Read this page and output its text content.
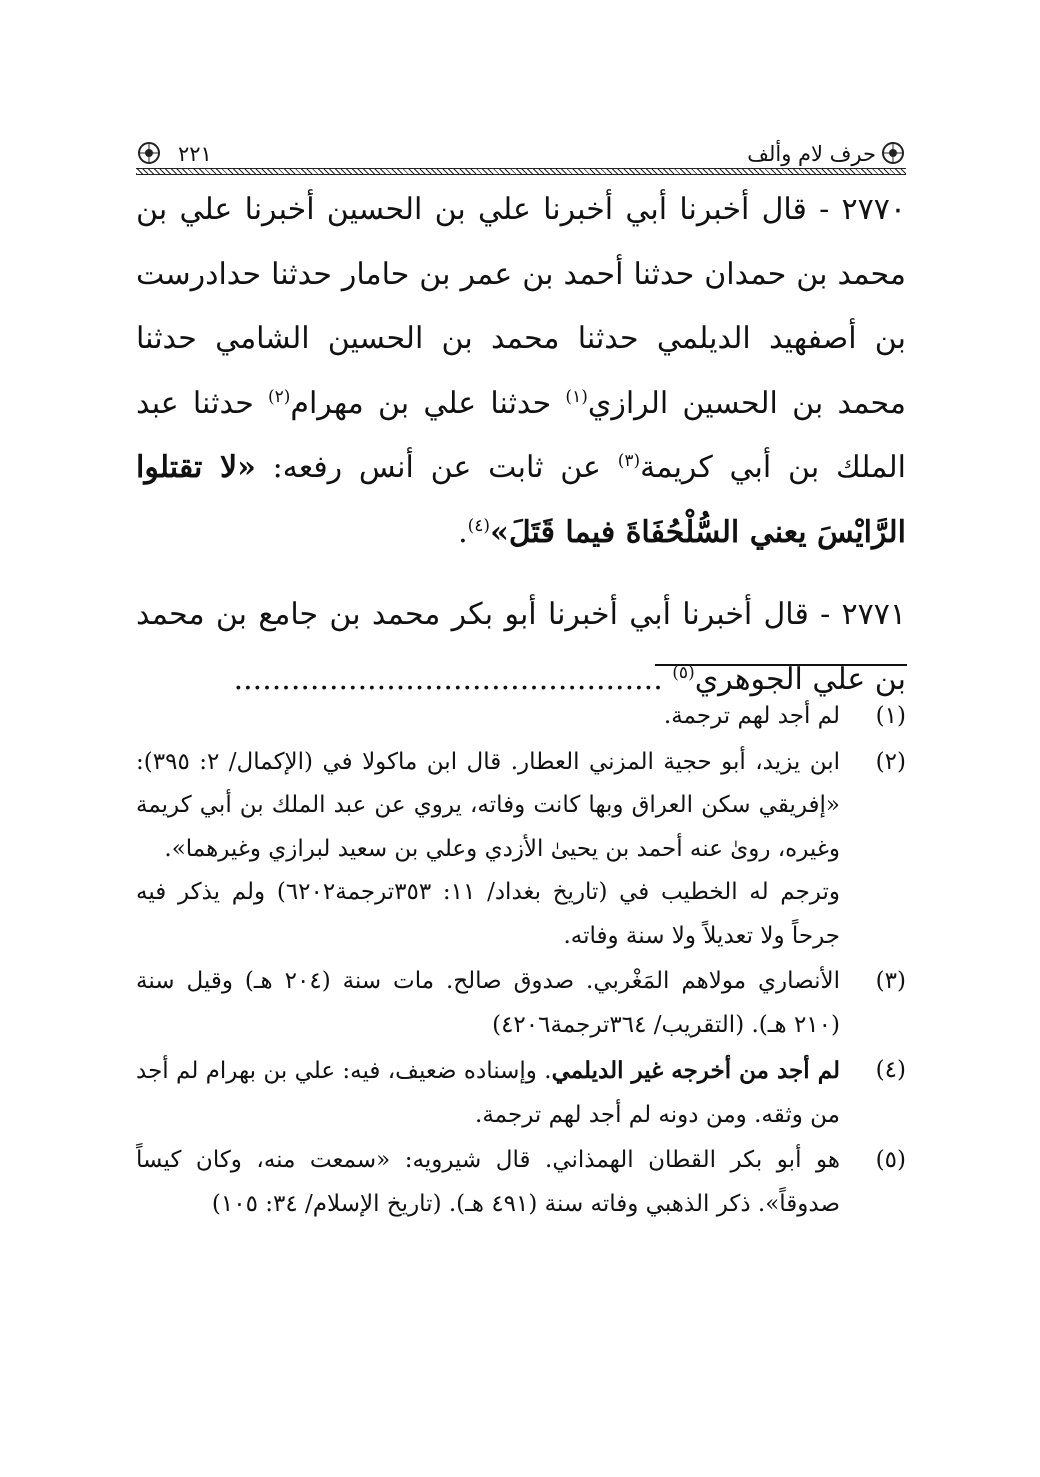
٢٢١	حرف لام وألف

٢٧٧٠ - قال أخبرنا أبي أخبرنا علي بن الحسين أخبرنا علي بن محمد بن حمدان حدثنا أحمد بن عمر بن حامار حدثنا حدادرست بن أصفهيد الديلمي حدثنا محمد بن الحسين الشامي حدثنا محمد بن الحسين الرازي$^{(١)}$ حدثنا علي بن مهرام$^{(٢)}$ حدثنا عبد الملك بن أبي كريمة$^{(٣)}$ عن ثابت عن أنس رفعه: «لا تقتلوا الرَّايْسَ يعني السُّلْحُفَاةَ فيما قَتَلَ»$^{(٤)}$.

٢٧٧١ - قال أخبرنا أبي أخبرنا أبو بكر محمد بن جامع بن محمد بن علي الجوهري$^{(٥)}$ .............................................

(١)

لم أجد لهم ترجمة.

(٢)

ابن يزيد، أبو حجية المزني العطار. قال ابن ماكولا في (الإكمال/ ٢: ٣٩٥): «إفريقي سكن العراق وبها كانت وفاته، يروي عن عبد الملك بن أبي كريمة وغيره، روىٰ عنه أحمد بن يحيىٰ الأزدي وعلي بن سعيد لبرازي وغيرهما».

وترجم له الخطيب في (تاريخ بغداد/ ١١: ٣٥٣ترجمة٦٢٠٢) ولم يذكر فيه جرحاً ولا تعديلاً ولا سنة وفاته.

(٣)

الأنصاري مولاهم المَغْربي. صدوق صالح. مات سنة (٢٠٤ هـ) وقيل سنة (٢١٠ هـ). (التقريب/ ٣٦٤ترجمة٤٢٠٦)

(٤)

لم أجد من أخرجه غير الديلمي. وإسناده ضعيف، فيه: علي بن بهرام لم أجد من وثقه. ومن دونه لم أجد لهم ترجمة.

(٥)

هو أبو بكر القطان الهمذاني. قال شيرويه: «سمعت منه، وكان كيساً صدوقاً». ذكر الذهبي وفاته سنة (٤٩١ هـ). (تاريخ الإسلام/ ٣٤: ١٠٥)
○ ○ ○
## To be done
From the entries above, copy every line where the word "أخبرنا" shows up.

## Answer in full
٢٧٧٠ - قال أخبرنا أبي أخبرنا علي بن الحسين أخبرنا علي بن محمد بن حمدان حدثنا أحمد بن عمر بن حامار حدثنا حدادرست بن أصفهيد الديلمي حدثنا محمد بن الحسين الشامي حدثنا محمد بن الحسين الرازي$^{(١)}$ حدثنا علي بن مهرام$^{(٢)}$ حدثنا عبد الملك بن أبي كريمة$^{(٣)}$ عن ثابت عن أنس رفعه: «لا تقتلوا الرَّايْسَ يعني السُّلْحُفَاةَ فيما قَتَلَ»$^{(٤)}$.
٢٧٧١ - قال أخبرنا أبي أخبرنا أبو بكر محمد بن جامع بن محمد بن علي الجوهري$^{(٥)}$ .............................................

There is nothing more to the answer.